Determine how many lines of the records include "المسلمون", and answer with the number alone.

Dataset records:
◇ ◇ ◇ ◇

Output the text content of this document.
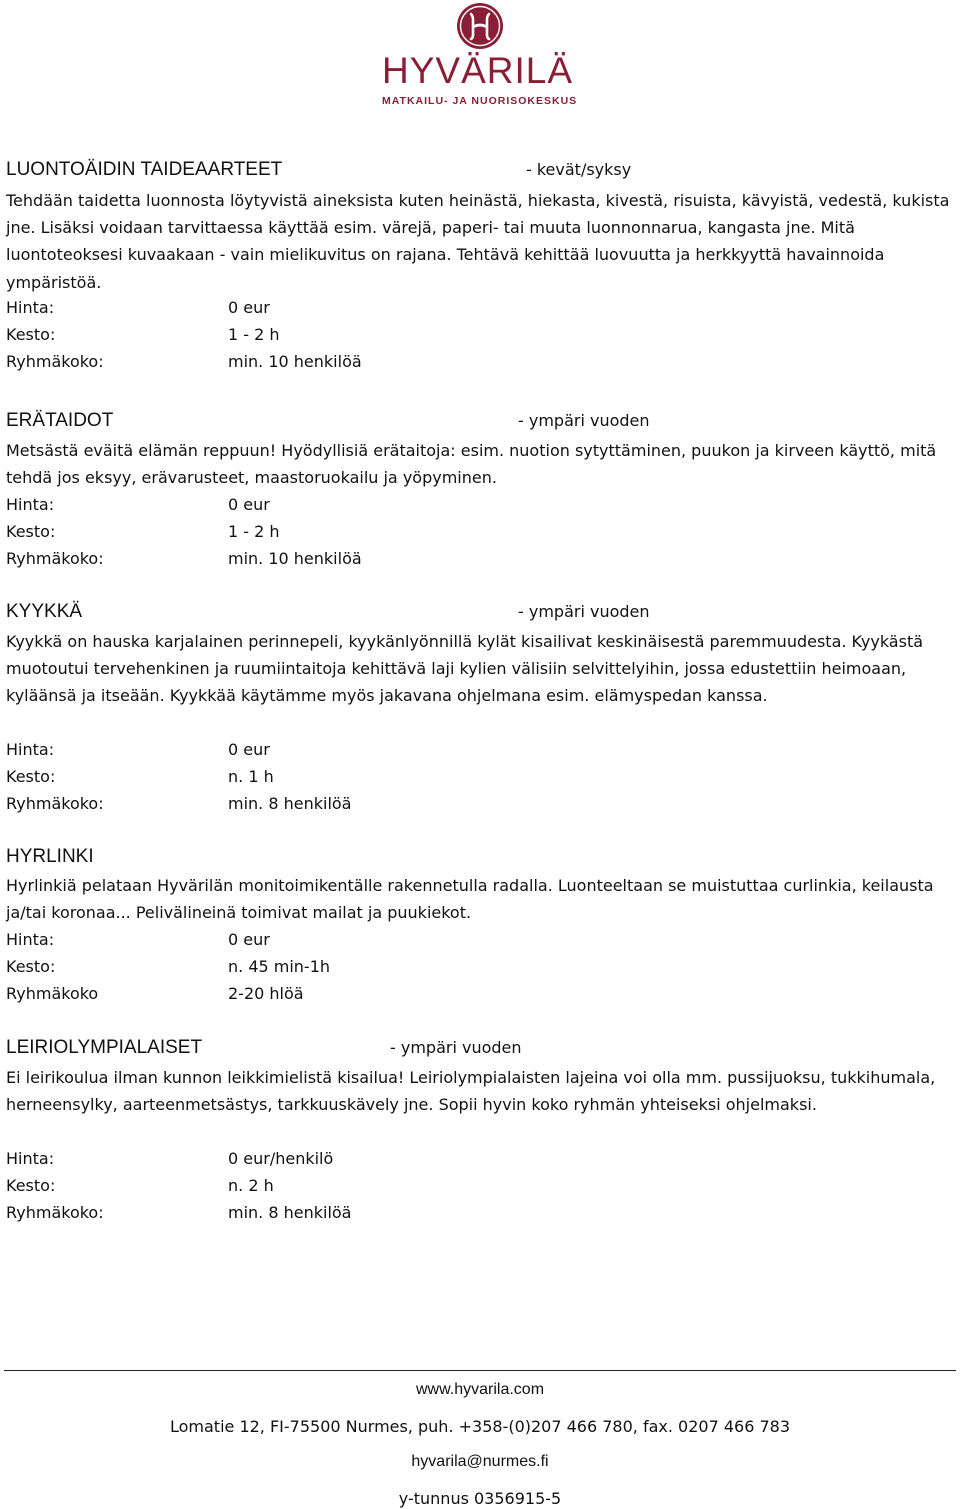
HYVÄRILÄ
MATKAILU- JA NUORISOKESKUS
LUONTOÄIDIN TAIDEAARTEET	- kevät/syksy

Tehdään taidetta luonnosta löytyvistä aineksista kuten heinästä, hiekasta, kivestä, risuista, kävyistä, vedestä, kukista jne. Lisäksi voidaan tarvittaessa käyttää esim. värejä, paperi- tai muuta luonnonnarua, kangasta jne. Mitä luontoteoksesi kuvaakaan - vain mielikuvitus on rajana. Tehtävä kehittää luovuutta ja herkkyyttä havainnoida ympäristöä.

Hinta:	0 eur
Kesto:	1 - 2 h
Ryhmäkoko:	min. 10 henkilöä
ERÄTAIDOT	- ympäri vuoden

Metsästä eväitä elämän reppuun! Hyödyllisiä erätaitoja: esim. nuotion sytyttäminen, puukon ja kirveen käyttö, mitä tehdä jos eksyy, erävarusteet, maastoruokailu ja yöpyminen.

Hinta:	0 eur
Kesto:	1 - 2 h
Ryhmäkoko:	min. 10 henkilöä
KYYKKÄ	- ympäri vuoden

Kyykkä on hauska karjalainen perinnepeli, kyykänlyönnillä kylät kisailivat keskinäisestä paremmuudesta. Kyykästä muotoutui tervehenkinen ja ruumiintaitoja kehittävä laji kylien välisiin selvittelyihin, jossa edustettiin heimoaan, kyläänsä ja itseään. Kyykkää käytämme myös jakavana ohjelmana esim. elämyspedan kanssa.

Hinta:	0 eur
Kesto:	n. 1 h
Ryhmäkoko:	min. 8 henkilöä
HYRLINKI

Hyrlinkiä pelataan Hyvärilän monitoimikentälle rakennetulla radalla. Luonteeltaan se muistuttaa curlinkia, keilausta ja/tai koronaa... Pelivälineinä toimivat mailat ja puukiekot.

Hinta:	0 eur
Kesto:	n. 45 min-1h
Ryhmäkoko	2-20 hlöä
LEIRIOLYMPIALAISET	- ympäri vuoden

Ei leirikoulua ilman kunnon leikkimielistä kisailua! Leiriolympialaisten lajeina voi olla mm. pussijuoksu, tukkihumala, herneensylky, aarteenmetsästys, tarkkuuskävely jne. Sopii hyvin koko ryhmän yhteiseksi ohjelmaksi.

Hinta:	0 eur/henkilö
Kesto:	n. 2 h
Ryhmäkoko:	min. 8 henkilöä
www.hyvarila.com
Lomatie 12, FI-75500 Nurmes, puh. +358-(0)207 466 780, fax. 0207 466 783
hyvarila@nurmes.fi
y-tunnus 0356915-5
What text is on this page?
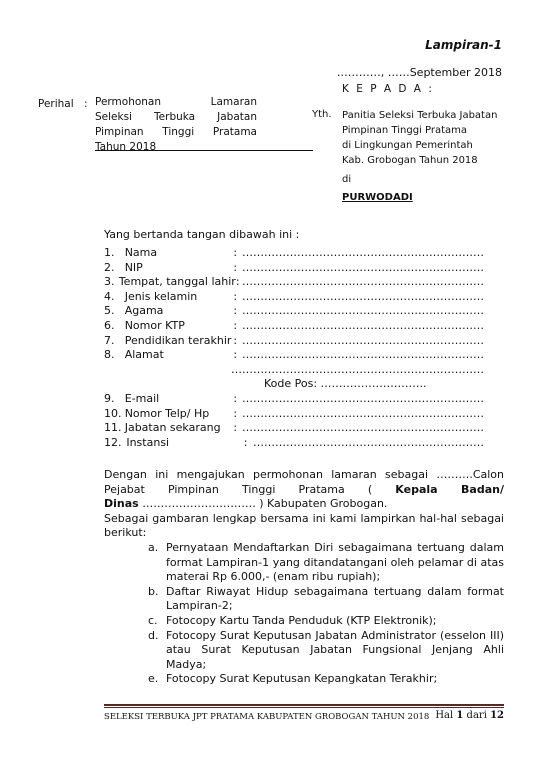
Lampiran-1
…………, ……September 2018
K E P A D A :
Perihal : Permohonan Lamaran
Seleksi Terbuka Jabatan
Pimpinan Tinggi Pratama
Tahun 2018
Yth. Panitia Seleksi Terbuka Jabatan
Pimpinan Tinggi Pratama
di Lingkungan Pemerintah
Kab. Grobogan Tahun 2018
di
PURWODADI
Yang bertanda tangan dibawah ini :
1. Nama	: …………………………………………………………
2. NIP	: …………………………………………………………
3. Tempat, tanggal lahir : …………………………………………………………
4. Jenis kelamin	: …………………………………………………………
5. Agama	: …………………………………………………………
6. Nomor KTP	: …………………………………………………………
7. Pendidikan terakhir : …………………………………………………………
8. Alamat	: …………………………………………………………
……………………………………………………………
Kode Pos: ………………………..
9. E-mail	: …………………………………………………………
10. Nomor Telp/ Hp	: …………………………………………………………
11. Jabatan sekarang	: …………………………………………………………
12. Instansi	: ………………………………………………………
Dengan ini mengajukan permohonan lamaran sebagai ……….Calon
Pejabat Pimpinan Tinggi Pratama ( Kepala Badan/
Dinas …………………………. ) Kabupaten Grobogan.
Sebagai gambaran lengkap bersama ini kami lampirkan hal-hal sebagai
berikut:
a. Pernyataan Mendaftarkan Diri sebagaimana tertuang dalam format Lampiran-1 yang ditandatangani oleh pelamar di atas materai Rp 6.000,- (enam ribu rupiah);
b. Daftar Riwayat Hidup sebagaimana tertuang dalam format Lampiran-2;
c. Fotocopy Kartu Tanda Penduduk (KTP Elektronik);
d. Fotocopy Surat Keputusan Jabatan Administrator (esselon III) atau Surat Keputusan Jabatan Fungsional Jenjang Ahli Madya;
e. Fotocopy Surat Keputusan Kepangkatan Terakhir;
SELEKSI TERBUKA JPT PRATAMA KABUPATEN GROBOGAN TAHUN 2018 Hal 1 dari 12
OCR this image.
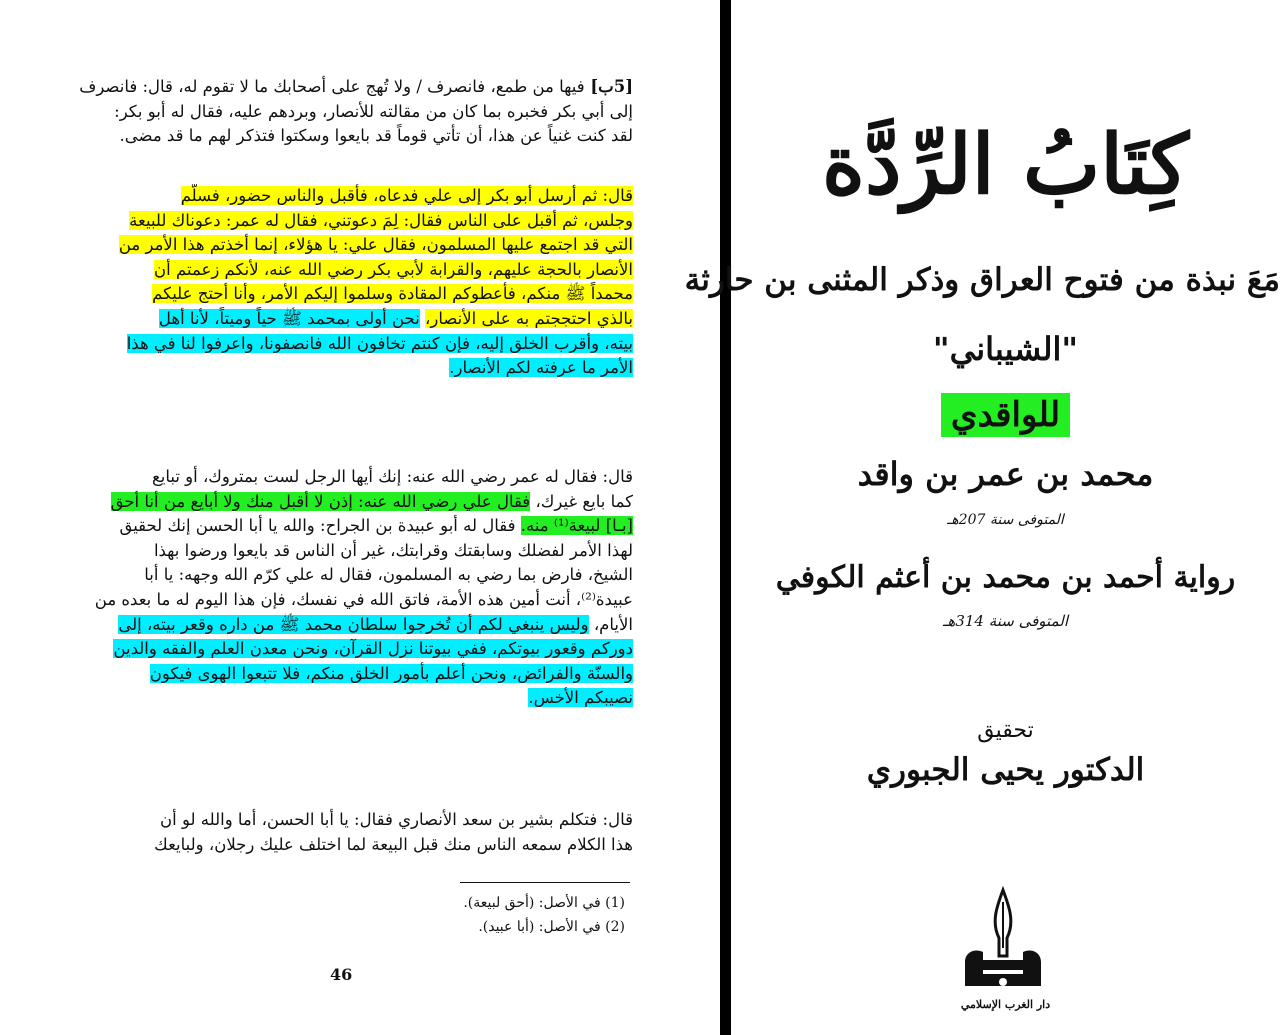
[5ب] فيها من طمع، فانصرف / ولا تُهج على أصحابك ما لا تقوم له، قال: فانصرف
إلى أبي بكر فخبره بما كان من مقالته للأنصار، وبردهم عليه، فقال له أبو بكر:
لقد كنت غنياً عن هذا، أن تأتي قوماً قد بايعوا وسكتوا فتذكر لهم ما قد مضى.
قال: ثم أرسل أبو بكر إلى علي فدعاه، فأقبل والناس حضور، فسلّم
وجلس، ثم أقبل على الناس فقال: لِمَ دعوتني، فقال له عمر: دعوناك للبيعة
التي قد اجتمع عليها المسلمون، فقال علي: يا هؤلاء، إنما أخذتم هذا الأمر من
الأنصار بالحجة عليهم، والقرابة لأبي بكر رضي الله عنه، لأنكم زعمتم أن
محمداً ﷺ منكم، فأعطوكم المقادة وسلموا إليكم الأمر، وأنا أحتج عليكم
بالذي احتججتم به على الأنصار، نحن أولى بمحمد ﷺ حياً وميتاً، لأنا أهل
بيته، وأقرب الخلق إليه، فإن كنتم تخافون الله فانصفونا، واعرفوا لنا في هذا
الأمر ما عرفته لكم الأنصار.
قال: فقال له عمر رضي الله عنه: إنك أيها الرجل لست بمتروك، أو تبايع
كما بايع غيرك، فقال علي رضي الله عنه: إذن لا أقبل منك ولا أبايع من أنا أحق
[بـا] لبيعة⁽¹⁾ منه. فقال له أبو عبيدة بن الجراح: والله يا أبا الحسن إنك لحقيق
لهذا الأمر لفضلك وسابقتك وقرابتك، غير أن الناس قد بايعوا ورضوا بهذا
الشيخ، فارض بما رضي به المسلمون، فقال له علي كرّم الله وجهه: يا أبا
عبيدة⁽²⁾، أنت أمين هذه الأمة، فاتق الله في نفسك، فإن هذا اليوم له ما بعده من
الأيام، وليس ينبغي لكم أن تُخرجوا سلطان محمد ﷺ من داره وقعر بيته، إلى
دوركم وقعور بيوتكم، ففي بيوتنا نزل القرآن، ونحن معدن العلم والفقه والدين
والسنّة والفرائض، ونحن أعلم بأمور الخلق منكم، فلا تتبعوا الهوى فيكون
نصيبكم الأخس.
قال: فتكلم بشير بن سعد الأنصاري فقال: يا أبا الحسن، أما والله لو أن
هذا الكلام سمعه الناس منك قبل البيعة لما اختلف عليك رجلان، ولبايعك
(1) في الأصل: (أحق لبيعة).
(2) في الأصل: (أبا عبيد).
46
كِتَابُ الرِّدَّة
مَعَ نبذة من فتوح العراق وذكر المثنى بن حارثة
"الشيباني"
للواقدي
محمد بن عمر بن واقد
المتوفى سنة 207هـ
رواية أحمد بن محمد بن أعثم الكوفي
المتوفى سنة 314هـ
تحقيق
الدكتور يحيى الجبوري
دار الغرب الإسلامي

◇ ◇ ◇ ◇

> _Complete answer_: 2